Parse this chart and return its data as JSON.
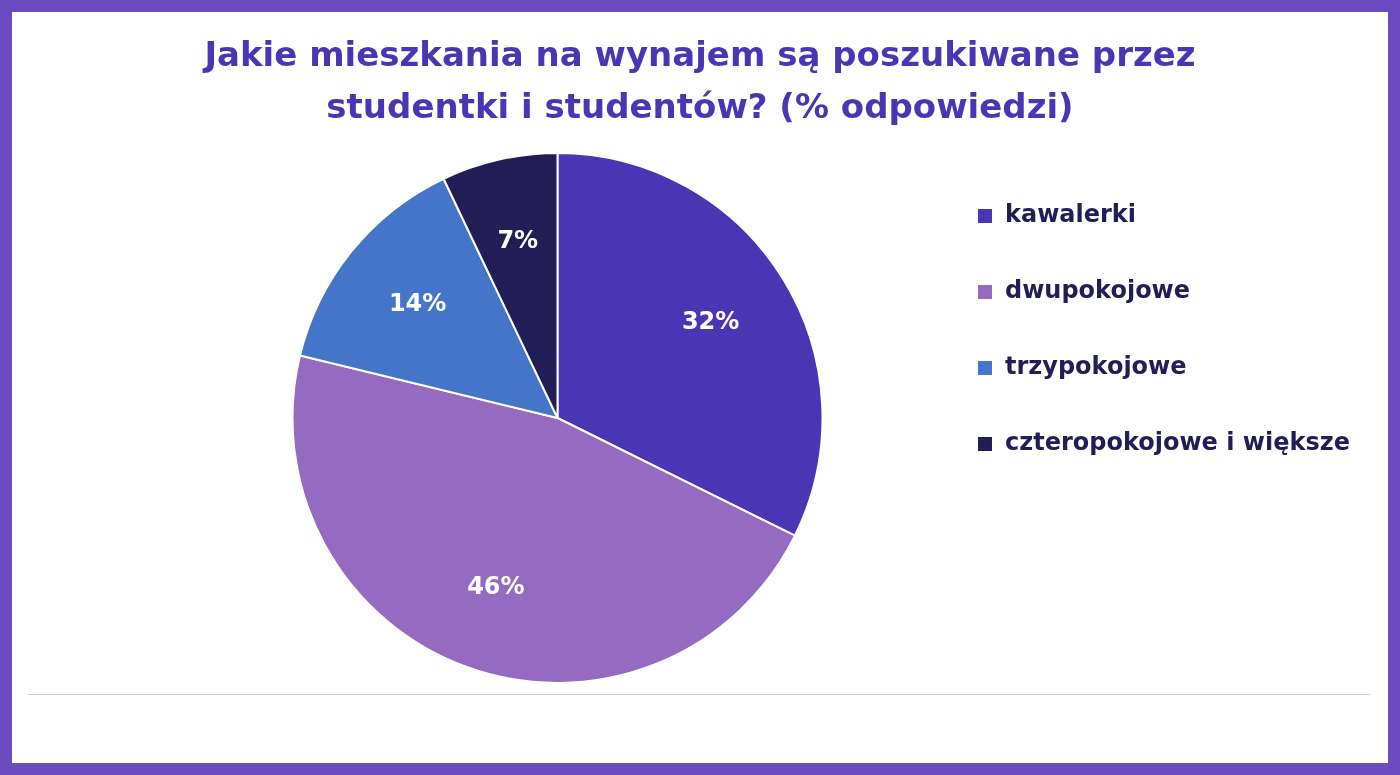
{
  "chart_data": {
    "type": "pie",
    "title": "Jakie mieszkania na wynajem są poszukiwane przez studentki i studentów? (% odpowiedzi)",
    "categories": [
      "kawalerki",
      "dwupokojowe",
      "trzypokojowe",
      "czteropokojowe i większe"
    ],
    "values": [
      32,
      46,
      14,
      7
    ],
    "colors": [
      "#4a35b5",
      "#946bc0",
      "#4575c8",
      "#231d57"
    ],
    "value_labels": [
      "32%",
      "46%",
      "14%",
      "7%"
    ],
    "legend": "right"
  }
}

--

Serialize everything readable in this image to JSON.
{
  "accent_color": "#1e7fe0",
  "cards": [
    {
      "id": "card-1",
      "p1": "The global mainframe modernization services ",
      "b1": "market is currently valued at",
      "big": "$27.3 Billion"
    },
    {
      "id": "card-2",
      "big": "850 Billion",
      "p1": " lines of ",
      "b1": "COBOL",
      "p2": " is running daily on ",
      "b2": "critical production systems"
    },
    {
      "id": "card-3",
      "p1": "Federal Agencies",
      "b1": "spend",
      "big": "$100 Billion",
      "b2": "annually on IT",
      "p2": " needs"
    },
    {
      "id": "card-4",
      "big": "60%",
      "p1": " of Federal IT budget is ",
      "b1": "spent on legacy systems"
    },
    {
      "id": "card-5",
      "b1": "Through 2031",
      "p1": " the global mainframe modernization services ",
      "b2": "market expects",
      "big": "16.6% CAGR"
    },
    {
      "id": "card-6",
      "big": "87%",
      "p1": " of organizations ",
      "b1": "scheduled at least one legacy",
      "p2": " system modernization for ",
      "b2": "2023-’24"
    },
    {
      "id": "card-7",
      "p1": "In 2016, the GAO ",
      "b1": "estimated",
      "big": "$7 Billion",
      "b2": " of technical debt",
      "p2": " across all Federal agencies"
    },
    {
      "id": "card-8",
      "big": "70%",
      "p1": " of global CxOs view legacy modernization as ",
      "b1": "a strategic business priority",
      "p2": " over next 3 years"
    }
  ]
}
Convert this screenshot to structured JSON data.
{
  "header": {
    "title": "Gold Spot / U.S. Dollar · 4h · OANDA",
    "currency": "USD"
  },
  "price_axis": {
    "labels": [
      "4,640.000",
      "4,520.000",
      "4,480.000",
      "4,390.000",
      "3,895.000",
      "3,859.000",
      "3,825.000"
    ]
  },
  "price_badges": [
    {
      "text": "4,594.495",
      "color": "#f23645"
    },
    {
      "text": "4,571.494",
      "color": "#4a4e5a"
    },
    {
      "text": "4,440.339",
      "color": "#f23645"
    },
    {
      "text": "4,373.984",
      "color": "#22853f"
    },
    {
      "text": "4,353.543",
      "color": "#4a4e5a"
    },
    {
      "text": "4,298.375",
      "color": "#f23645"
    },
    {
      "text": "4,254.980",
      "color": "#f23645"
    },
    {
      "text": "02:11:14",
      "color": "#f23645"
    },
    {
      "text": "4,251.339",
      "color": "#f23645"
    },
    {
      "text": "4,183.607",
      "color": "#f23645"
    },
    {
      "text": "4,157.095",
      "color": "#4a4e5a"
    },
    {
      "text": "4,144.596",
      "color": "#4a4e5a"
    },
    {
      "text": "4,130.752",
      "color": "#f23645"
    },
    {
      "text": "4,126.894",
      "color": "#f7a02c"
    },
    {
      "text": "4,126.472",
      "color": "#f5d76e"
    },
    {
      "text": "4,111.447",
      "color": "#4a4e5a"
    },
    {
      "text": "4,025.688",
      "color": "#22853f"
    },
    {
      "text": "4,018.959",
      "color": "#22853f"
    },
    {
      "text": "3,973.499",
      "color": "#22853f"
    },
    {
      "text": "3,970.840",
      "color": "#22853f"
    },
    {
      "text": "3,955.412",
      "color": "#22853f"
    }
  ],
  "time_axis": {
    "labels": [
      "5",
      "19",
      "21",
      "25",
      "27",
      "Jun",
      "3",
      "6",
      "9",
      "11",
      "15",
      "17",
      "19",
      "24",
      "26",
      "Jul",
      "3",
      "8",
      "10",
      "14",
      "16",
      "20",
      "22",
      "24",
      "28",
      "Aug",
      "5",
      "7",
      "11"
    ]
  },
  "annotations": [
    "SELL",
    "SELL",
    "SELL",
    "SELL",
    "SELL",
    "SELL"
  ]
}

* * *

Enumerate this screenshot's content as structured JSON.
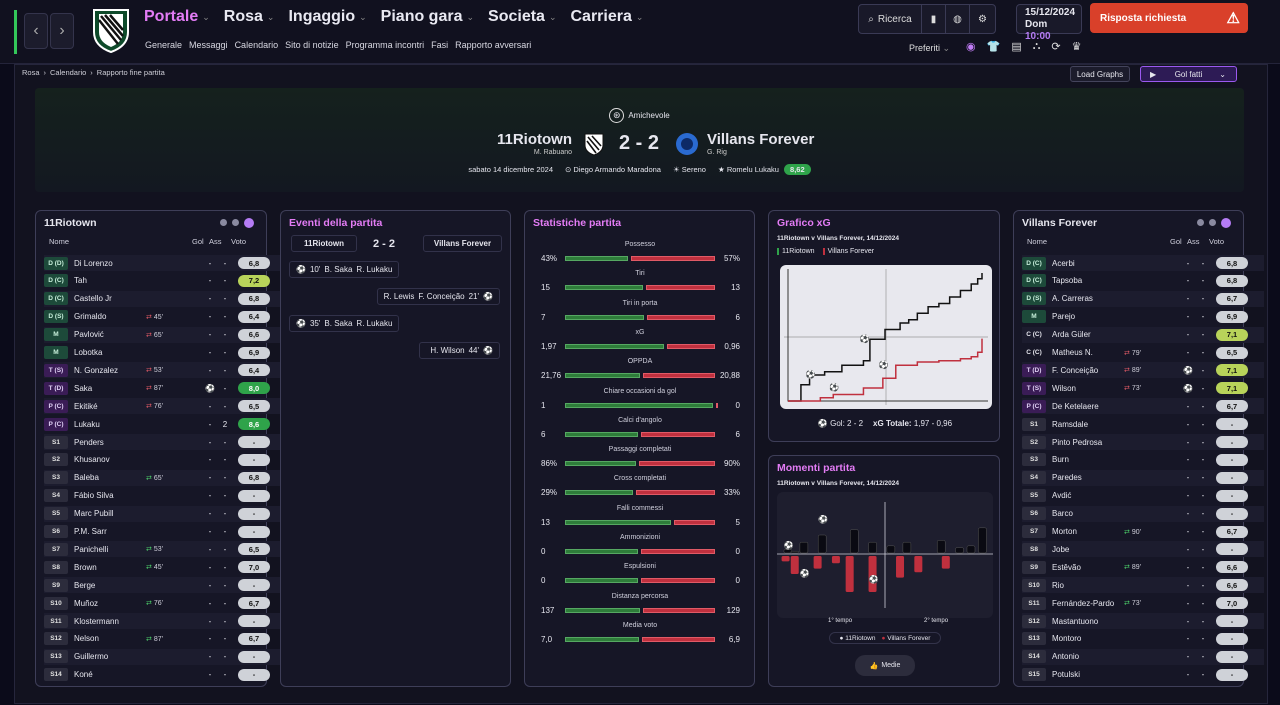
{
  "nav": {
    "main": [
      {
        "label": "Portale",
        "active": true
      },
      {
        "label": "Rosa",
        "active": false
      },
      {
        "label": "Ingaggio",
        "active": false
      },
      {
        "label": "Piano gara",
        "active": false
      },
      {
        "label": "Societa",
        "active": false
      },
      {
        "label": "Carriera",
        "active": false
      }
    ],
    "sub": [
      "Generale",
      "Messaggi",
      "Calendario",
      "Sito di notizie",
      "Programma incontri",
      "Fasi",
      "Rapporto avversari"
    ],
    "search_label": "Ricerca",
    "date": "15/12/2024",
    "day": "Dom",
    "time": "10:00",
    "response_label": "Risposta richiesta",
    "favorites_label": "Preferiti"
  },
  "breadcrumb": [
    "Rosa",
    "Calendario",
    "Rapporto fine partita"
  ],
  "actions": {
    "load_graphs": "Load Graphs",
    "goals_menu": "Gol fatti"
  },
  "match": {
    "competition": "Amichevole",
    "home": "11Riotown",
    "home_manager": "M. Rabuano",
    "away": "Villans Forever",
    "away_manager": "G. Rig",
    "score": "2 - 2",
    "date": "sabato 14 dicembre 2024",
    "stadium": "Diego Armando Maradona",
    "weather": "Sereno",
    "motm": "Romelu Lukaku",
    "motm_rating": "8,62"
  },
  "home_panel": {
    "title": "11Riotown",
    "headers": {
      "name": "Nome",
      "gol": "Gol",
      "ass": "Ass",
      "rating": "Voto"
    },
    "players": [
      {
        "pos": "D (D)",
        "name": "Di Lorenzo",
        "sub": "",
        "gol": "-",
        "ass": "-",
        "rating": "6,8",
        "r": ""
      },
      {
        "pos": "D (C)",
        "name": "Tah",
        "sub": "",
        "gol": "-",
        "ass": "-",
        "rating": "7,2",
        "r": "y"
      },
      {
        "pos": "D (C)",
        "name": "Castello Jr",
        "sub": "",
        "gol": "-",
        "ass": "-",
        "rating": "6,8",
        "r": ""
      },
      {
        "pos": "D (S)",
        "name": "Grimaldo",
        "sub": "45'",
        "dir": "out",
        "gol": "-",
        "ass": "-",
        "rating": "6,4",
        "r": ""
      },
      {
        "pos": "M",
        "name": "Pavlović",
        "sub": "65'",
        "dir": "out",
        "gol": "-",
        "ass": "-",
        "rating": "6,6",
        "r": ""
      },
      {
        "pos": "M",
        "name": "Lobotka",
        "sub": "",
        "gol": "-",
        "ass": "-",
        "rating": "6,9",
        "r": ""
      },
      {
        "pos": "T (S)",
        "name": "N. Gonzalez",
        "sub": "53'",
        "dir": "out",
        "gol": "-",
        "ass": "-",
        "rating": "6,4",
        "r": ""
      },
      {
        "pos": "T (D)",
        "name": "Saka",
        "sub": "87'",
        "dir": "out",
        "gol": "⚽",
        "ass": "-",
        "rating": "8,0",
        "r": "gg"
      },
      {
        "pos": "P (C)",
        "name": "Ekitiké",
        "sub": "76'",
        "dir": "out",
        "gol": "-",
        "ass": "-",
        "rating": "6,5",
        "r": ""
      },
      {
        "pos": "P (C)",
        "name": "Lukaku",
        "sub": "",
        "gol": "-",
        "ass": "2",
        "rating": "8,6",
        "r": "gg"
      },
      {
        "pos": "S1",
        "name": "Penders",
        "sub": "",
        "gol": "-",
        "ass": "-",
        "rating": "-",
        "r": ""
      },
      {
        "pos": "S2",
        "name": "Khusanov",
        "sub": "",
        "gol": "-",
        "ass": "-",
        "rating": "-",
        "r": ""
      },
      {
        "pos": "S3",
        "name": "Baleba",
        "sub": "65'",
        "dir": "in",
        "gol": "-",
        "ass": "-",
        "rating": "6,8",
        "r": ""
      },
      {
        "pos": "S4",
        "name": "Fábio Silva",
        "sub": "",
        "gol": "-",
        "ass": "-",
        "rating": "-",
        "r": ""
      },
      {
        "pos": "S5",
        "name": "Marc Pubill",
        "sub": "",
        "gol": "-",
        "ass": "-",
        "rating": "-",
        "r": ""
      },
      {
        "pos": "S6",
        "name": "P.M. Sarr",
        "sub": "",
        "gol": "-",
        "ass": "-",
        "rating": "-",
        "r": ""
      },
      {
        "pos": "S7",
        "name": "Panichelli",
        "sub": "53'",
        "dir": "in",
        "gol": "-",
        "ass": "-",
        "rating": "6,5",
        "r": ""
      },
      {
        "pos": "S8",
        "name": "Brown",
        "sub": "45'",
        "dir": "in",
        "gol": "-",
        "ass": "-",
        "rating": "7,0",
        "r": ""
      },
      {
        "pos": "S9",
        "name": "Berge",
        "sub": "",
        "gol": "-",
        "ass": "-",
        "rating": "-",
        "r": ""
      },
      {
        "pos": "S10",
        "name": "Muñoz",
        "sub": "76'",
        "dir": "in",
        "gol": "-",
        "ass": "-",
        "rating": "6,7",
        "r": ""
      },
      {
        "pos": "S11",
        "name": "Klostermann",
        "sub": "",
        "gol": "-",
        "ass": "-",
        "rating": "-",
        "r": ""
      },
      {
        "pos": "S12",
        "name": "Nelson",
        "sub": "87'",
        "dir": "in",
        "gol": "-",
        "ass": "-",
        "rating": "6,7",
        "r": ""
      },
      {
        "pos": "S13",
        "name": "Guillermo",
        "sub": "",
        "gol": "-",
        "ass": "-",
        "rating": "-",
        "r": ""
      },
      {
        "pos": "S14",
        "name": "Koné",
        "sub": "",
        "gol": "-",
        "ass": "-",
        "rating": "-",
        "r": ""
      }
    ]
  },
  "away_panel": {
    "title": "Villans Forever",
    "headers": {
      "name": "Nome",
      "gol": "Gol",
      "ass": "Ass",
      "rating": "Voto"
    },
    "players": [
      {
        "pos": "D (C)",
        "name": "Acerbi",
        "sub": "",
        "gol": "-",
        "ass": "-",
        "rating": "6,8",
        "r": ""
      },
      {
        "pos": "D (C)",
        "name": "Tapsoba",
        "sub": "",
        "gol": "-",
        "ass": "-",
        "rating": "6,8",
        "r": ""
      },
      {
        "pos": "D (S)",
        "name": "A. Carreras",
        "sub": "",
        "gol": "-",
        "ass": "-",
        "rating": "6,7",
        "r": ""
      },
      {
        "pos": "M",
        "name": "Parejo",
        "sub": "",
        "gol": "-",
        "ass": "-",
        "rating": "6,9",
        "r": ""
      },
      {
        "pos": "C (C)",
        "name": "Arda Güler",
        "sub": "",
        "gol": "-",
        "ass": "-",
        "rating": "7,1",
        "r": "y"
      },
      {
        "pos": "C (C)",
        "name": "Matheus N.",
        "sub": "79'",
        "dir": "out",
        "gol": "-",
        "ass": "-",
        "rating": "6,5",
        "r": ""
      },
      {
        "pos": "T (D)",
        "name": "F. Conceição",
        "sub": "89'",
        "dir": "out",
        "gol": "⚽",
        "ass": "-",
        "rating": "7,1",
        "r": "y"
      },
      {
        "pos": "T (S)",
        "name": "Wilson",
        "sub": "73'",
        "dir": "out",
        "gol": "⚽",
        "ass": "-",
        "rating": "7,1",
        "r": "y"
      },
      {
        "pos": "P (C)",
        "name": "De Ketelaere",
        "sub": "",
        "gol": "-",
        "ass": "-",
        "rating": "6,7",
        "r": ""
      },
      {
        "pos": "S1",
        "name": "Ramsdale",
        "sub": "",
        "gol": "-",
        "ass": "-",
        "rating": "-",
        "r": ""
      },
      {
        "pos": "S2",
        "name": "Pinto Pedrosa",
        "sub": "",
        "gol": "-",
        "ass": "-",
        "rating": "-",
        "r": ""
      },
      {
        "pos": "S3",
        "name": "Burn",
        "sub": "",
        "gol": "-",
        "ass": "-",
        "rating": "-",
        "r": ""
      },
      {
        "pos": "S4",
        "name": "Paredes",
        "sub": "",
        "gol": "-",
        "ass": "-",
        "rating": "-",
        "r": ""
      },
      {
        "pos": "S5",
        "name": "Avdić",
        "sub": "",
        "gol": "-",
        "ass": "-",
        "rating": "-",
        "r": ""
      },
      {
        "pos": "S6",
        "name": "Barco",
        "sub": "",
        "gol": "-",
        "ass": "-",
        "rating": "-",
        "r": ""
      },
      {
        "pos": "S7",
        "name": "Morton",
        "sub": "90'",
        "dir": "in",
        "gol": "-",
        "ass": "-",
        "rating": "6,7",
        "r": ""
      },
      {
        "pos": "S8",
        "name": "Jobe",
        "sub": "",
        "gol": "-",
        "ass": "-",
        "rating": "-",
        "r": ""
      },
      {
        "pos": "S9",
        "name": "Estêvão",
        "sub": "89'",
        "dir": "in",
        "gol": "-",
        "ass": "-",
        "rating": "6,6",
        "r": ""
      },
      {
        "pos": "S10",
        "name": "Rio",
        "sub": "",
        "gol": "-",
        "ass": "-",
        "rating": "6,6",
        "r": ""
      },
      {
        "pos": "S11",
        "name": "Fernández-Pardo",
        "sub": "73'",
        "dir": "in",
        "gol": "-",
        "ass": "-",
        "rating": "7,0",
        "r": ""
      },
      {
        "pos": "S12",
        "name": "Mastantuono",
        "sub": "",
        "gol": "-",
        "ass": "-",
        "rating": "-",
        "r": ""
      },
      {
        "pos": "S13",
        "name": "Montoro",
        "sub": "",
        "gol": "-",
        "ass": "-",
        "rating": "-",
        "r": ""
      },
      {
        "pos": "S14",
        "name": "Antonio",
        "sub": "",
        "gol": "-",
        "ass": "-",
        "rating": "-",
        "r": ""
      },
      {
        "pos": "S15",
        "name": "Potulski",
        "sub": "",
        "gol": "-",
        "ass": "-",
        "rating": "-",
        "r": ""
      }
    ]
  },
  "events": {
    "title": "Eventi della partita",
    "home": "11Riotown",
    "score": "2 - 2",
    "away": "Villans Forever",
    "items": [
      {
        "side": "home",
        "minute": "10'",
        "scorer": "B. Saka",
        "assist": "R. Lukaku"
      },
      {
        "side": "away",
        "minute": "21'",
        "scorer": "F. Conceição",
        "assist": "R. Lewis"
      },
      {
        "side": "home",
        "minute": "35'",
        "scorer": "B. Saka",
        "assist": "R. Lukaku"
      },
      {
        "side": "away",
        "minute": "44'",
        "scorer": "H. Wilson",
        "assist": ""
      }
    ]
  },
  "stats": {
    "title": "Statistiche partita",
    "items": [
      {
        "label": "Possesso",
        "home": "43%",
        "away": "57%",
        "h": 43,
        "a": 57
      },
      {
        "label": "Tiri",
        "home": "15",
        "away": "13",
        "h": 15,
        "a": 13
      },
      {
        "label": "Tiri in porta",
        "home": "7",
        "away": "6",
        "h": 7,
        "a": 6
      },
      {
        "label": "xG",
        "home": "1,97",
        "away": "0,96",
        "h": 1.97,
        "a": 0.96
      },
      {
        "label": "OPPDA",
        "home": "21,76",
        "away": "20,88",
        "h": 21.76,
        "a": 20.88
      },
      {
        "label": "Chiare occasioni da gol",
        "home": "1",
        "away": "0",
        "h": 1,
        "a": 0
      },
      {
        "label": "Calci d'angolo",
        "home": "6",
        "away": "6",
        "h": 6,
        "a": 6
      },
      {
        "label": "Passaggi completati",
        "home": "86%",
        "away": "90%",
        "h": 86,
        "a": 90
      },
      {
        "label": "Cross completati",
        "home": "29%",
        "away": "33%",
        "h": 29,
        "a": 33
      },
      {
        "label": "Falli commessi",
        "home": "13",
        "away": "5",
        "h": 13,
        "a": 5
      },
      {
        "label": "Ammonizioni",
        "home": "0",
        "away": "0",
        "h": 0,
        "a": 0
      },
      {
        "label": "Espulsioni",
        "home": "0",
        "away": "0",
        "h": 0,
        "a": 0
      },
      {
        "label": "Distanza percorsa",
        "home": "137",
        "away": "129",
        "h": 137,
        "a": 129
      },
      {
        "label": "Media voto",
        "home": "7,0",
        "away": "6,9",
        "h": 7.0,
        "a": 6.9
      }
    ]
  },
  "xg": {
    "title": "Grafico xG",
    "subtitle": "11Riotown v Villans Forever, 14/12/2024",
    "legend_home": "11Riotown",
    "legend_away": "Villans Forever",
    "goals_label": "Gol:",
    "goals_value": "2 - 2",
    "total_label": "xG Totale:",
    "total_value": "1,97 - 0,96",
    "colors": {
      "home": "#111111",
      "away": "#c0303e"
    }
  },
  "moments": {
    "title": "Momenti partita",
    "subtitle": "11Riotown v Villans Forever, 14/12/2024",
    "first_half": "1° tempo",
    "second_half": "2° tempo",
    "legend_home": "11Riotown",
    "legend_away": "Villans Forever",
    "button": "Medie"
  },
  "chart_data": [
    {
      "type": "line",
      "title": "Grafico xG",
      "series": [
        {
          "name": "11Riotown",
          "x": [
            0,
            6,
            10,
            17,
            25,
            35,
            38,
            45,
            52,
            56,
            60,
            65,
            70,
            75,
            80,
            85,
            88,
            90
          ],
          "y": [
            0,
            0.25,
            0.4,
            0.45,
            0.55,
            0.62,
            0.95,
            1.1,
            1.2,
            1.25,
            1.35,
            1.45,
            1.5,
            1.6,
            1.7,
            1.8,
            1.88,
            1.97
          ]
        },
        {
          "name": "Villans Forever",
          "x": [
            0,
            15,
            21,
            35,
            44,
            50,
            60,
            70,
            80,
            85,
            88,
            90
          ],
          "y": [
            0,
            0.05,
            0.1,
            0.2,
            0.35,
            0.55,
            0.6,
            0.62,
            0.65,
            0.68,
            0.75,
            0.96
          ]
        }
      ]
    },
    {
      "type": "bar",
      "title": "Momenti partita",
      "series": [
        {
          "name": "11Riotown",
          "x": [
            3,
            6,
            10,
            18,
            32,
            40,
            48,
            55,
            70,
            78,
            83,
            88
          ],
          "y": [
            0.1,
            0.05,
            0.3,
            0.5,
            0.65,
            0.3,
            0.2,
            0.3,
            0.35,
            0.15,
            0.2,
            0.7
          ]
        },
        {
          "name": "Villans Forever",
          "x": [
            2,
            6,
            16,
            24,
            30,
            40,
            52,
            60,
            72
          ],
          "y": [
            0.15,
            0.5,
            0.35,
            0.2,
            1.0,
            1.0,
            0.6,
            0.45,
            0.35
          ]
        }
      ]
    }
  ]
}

EXERCISE GOAL:
Filter the entries above down to the lines containing the word "Lukaku".

TASK RESULT:
    "motm": "Romelu Lukaku",
        "name": "Lukaku",
        "assist": "R. Lukaku"
        "assist": "R. Lukaku"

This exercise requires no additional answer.